> EXCERPTED TEXT
┄┄┄┄┄┄┄┄┄┄┄┄┄┄┄┄┄┄┄┄

Closed AlexEngelhardt closed 6 years ago

AlexEngelhardt commented 6 years ago

When going ./build, I get this error:

Knitting file 'benchmark_experiments.Rmd' ...
Quitting from lines 523-529 () 
Error: Faceting variables must have at least one value
Execution halted

It refers to this code in benchmark_experiments.Rmd:

## Density plots for two tasks
qplot(mmce, colour = learner.id, facets = . ~ task.id,
  data = perf[perf$task.id %in% c("iris_example", "Sonar_example"),], geom = "density") +
  theme(strip.text.x = element_text(size = 8))

When I look into perf, the task id of sonar.task is "Sonar-example" (with a hyphen), but here you subset for "Sonar_example" (with an underscore). Is that a typo? I'm not sure, since if yes, no one should be able to build it currently, right?

Note: "Sonar_example" instead of "Sonar-example" appears again in line 557, throwing an error for me.

AlexEngelhardt commented 6 years ago

Oops, nevermind, got it: #132

I had to install the development version of R.

pat-s commented 6 years ago

I had to install the development version of R.

Why?

Updating mlr to the latest commit should have solved the problem as the problematic code depends on mlr being ahead of the commit that introduced #132.

AlexEngelhardt commented 6 years ago

Because I don't use the git-cloned version of mlr to run in R, I just library(mlr), i.e. I had to re-do install_github(mlr...).

Is there a smarter way I'm missing?

pat-s commented 6 years ago

If you do development, you should always use the development version. Whether you use a git-repo locally (do you this by "smarter way"?) or install the git version via ( "install_github") is not important at the first place but having a local git repo makes it easier to debug/make small changes. So because mlr-tutorial depends on mlr code-wise, this means that it would be advisable to have the development versions of both installed.

┄┄┄┄┄┄┄┄┄┄┄┄┄┄┄┄┄┄┄┄

> TASK OBJECTIVE
Pick up the discussion of the benchmark_experiments.Rmd build error after its final sentence and continue it.

> EXERCISE DATA
┄┄┄┄┄┄┄┄┄┄┄┄┄┄┄┄┄┄┄┄

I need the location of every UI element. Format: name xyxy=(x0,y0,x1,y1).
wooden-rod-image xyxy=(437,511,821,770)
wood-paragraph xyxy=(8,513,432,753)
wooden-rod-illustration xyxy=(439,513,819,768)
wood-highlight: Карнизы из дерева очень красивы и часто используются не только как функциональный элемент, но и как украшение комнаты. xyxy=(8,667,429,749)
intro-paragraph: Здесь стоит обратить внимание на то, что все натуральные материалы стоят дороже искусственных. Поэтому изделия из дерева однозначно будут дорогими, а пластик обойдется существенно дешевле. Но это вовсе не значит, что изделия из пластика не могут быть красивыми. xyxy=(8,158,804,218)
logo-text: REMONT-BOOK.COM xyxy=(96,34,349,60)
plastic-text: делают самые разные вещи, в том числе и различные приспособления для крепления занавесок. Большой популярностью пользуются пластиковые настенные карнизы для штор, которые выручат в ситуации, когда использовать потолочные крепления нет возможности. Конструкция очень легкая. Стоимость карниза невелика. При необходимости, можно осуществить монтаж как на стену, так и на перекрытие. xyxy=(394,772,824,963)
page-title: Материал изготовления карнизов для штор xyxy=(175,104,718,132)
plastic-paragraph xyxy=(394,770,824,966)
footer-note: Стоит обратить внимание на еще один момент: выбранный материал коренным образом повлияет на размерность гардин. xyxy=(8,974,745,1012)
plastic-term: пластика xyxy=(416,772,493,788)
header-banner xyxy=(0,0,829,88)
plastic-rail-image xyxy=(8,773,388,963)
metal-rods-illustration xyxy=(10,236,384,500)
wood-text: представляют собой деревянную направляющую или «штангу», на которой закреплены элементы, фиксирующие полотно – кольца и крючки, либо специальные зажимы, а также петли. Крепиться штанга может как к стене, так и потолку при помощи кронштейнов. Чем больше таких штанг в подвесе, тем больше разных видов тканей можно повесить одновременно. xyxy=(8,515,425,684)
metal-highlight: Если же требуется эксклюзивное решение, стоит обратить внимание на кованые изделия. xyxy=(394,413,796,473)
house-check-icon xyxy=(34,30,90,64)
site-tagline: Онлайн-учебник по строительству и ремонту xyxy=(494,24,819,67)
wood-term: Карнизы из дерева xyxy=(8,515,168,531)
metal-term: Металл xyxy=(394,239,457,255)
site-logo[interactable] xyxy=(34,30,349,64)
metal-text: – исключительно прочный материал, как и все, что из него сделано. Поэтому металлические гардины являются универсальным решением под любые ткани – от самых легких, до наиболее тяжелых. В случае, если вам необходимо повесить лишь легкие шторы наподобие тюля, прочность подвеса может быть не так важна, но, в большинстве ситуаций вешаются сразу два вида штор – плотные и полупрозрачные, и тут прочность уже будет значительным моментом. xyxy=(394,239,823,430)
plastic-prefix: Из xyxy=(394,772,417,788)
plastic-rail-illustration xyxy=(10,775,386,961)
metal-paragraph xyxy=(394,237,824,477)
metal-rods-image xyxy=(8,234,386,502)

┄┄┄┄┄┄┄┄┄┄┄┄┄┄┄┄┄┄┄┄

> ANSWER AREA
I was irritated by your comment "I had to install the development version of R.". I guess you meant "[,,,] to install the development version of mlr?

AlexEngelhardt commented 6 years ago

Oh! Yes, of course, mlr, sorry :D

So is it possible to load the git repo when I go library(mlr), without having to install_github() at all? If so, is that documented somewhere?

jakob-r commented 6 years ago

If you call library(mlr) the last installed version of mlr will be loaded this can be the cran, github or whatever version. This totally depends of what mlr version you installed the last time. So you don't have to install_github() every time.

AlexEngelhardt commented 6 years ago

But when I install from the github directory (let's say ~/github/mlr), I'd do that via devtools::install("~/github/mlr/"), right?

Then, every time I pull the newest updates, I'd still have to re-issue devtools::install("~/github/mlr/") again?

That's my main question. Do I have to re-install after every pull, or can I tell R somehow to just load the package by sourcing all files in ~/github/mlr/R?

pat-s commented 6 years ago

Then, every time I pull the newest updates, I'd still have to re-issue devtools::install("~/github/mlr/") again?

No, after you have pulled the latest commits into your local repo, you can simply do a local installation, e.g. R CMD INSTALL. devtools::install("~/github/mlr/") automatically downloads the latest git source but does not pull it into your local repo, it just installs it on your system.

Do I have to re-install after every pull,

Yes, you do, either by doing a local install with the pulled files or by using devtools::install_github() which does the download and installation in one step but does not provide you with the most recent commits for your local repo.